WORK REQUIRED
Render everything from the start of the records down to the line containing "The additional light" as a two-column CSV with the header input,output. Give one row per record, with its text under input and its answer under output, each in a single quoted field with line breaks replaced by spaces.

RECORDS FOR THE EXERCISE
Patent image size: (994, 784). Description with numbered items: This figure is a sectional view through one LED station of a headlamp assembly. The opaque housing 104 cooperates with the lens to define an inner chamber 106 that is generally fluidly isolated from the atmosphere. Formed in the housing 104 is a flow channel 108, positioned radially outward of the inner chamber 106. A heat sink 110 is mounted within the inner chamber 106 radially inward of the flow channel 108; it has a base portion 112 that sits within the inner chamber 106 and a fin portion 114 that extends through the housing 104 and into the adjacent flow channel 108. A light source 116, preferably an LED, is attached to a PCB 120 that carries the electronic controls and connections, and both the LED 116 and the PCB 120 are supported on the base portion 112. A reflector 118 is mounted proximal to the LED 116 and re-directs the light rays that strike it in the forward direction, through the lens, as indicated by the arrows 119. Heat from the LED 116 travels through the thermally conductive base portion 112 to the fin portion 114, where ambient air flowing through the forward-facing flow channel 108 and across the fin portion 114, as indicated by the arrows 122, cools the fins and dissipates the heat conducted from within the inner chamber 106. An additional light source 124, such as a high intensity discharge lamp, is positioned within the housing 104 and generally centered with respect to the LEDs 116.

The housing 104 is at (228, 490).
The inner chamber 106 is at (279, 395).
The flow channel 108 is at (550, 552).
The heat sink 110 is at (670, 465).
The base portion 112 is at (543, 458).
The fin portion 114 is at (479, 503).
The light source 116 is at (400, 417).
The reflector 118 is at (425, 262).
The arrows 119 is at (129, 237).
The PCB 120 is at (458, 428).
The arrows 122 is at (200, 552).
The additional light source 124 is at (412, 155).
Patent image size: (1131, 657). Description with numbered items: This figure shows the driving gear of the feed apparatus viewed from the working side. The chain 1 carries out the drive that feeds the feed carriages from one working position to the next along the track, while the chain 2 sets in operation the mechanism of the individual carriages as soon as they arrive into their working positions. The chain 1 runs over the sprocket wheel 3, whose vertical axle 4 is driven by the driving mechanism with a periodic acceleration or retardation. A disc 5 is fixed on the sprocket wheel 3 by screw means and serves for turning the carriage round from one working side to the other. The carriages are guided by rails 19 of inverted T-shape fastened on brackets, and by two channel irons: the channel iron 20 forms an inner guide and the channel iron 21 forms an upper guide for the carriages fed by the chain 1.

RESPONSE
input,output
"Patent image size: (994, 784). Description with numbered items: This figure is a sectional view through one LED station of a headlamp assembly. The opaque housing 104 cooperates with the lens to define an inner chamber 106 that is generally fluidly isolated from the atmosphere. Formed in the housing 104 is a flow channel 108, positioned radially outward of the inner chamber 106. A heat sink 110 is mounted within the inner chamber 106 radially inward of the flow channel 108; it has a base portion 112 that sits within the inner chamber 106 and a fin portion 114 that extends through the housing 104 and into the adjacent flow channel 108. A light source 116, preferably an LED, is attached to a PCB 120 that carries the electronic controls and connections, and both the LED 116 and the PCB 120 are supported on the base portion 112. A reflector 118 is mounted proximal to the LED 116 and re-directs the light rays that strike it in the forward direction, through the lens, as indicated by the arrows 119. Heat from the LED 116 travels through the thermally conductive base portion 112 to the fin portion 114, where ambient air flowing through the forward-facing flow channel 108 and across the fin portion 114, as indicated by the arrows 122, cools the fins and dissipates the heat conducted from within the inner chamber 106. An additional light source 124, such as a high intensity discharge lamp, is positioned within the housing 104 and generally centered with respect to the LEDs 116.","The housing 104 is at (228, 490). The inner chamber 106 is at (279, 395). The flow channel 108 is at (550, 552). The heat sink 110 is at (670, 465). The base portion 112 is at (543, 458). The fin portion 114 is at (479, 503). The light source 116 is at (400, 417). The reflector 118 is at (425, 262). The arrows 119 is at (129, 237). The PCB 120 is at (458, 428). The arrows 122 is at (200, 552). The additional light source 124 is at (412, 155)."